(Extracted records)
***
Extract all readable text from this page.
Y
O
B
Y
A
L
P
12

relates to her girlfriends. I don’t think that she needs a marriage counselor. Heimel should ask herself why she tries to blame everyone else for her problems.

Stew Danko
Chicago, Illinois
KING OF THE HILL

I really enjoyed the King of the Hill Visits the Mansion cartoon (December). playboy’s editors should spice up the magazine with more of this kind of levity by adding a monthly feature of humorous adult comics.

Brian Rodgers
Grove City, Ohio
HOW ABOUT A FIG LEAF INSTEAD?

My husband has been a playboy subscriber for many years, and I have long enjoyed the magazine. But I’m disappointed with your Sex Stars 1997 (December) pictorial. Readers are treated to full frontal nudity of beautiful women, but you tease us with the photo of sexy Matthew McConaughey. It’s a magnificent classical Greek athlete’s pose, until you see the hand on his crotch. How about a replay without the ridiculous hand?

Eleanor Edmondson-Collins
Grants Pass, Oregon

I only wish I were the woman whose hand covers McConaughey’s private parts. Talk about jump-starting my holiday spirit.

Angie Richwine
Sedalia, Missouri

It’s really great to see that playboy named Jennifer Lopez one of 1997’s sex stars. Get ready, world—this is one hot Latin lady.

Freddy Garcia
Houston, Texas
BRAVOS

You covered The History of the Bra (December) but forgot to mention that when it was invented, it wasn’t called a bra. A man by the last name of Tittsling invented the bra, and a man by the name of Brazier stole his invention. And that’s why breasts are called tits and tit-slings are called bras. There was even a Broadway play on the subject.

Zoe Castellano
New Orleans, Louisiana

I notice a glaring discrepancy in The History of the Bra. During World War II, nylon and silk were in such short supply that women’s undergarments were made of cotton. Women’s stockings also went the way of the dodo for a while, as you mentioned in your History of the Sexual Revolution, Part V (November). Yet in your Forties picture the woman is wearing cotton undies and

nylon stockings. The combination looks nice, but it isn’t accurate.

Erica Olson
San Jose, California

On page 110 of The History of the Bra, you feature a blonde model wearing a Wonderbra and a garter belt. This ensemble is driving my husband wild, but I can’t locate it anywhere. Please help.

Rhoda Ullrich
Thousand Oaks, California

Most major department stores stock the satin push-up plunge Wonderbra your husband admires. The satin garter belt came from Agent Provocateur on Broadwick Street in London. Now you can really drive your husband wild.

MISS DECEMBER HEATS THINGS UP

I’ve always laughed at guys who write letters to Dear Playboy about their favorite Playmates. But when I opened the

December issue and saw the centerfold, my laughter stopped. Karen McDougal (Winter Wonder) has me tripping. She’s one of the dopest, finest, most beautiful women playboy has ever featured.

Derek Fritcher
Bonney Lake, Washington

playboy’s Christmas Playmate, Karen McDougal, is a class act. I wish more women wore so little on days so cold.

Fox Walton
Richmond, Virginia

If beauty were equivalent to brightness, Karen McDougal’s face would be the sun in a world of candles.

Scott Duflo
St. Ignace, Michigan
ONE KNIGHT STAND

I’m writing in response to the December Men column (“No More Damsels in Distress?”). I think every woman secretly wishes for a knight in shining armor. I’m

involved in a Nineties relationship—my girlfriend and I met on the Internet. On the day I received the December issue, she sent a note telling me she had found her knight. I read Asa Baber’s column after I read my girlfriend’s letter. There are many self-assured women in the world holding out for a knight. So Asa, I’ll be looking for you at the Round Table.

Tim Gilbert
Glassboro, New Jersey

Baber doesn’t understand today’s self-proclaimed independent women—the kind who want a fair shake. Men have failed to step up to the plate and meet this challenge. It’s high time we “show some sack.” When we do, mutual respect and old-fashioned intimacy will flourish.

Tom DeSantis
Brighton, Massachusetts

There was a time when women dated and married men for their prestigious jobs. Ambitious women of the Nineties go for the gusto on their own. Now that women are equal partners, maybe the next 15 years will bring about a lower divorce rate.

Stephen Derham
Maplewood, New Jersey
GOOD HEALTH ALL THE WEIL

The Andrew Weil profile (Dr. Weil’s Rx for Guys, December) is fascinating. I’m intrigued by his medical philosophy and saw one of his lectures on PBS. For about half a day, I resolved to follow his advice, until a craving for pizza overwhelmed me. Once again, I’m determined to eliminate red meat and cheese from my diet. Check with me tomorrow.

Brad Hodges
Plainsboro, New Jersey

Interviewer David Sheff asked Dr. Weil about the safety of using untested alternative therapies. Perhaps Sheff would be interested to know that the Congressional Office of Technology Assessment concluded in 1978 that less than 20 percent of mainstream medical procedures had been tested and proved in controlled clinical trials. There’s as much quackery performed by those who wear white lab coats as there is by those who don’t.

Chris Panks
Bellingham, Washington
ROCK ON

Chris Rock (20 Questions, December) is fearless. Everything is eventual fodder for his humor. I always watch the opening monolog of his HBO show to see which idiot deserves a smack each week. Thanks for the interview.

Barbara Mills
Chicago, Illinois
***
▶ Stated exercise: Filter the listing above for the string "Jersey" and copy every matching line.

▶ The completed task:
Glassboro, New Jersey
Maplewood, New Jersey
Plainsboro, New Jersey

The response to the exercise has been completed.